-------- The data --------

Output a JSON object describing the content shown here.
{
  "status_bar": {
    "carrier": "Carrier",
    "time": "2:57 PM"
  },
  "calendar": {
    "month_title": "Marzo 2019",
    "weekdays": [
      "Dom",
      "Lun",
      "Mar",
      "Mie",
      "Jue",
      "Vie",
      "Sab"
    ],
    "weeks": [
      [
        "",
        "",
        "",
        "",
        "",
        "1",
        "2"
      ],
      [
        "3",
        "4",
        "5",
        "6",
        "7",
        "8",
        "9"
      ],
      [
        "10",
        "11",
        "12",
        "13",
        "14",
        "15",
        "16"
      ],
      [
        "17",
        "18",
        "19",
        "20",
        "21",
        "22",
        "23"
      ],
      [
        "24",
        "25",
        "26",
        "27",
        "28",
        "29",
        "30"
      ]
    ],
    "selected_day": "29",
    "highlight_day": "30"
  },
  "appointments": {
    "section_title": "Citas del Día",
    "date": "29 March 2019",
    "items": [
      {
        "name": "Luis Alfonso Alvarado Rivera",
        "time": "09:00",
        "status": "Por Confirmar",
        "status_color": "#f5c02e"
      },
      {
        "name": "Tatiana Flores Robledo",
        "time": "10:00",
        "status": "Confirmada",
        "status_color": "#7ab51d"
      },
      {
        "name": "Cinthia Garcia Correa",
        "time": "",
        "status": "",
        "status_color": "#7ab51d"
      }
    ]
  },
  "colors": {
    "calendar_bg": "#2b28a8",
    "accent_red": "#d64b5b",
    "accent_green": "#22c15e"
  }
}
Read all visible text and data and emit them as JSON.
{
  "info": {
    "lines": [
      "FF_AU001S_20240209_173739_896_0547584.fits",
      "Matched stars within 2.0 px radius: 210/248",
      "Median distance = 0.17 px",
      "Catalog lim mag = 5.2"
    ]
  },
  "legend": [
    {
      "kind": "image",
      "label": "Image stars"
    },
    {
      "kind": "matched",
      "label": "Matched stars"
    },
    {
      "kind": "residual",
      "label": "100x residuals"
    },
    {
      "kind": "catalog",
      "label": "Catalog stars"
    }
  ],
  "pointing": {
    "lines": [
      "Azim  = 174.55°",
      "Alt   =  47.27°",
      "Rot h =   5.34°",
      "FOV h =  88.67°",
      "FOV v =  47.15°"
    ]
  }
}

--------

Write out the complete set of records exactly as given.

Output a JSON object describing the content shown here.
{
  "status_bar": {
    "carrier": "Carrier",
    "time": "2:57 PM"
  },
  "calendar": {
    "month_title": "Marzo 2019",
    "weekdays": [
      "Dom",
      "Lun",
      "Mar",
      "Mie",
      "Jue",
      "Vie",
      "Sab"
    ],
    "weeks": [
      [
        "",
        "",
        "",
        "",
        "",
        "1",
        "2"
      ],
      [
        "3",
        "4",
        "5",
        "6",
        "7",
        "8",
        "9"
      ],
      [
        "10",
        "11",
        "12",
        "13",
        "14",
        "15",
        "16"
      ],
      [
        "17",
        "18",
        "19",
        "20",
        "21",
        "22",
        "23"
      ],
      [
        "24",
        "25",
        "26",
        "27",
        "28",
        "29",
        "30"
      ]
    ],
    "selected_day": "29",
    "highlight_day": "30"
  },
  "appointments": {
    "section_title": "Citas del Día",
    "date": "29 March 2019",
    "items": [
      {
        "name": "Luis Alfonso Alvarado Rivera",
        "time": "09:00",
        "status": "Por Confirmar",
        "status_color": "#f5c02e"
      },
      {
        "name": "Tatiana Flores Robledo",
        "time": "10:00",
        "status": "Confirmada",
        "status_color": "#7ab51d"
      },
      {
        "name": "Cinthia Garcia Correa",
        "time": "",
        "status": "",
        "status_color": "#7ab51d"
      }
    ]
  },
  "colors": {
    "calendar_bg": "#2b28a8",
    "accent_red": "#d64b5b",
    "accent_green": "#22c15e"
  }
}
Read all visible text and data and emit them as JSON.
{
  "info": {
    "lines": [
      "FF_AU001S_20240209_173739_896_0547584.fits",
      "Matched stars within 2.0 px radius: 210/248",
      "Median distance = 0.17 px",
      "Catalog lim mag = 5.2"
    ]
  },
  "legend": [
    {
      "kind": "image",
      "label": "Image stars"
    },
    {
      "kind": "matched",
      "label": "Matched stars"
    },
    {
      "kind": "residual",
      "label": "100x residuals"
    },
    {
      "kind": "catalog",
      "label": "Catalog stars"
    }
  ],
  "pointing": {
    "lines": [
      "Azim  = 174.55°",
      "Alt   =  47.27°",
      "Rot h =   5.34°",
      "FOV h =  88.67°",
      "FOV v =  47.15°"
    ]
  }
}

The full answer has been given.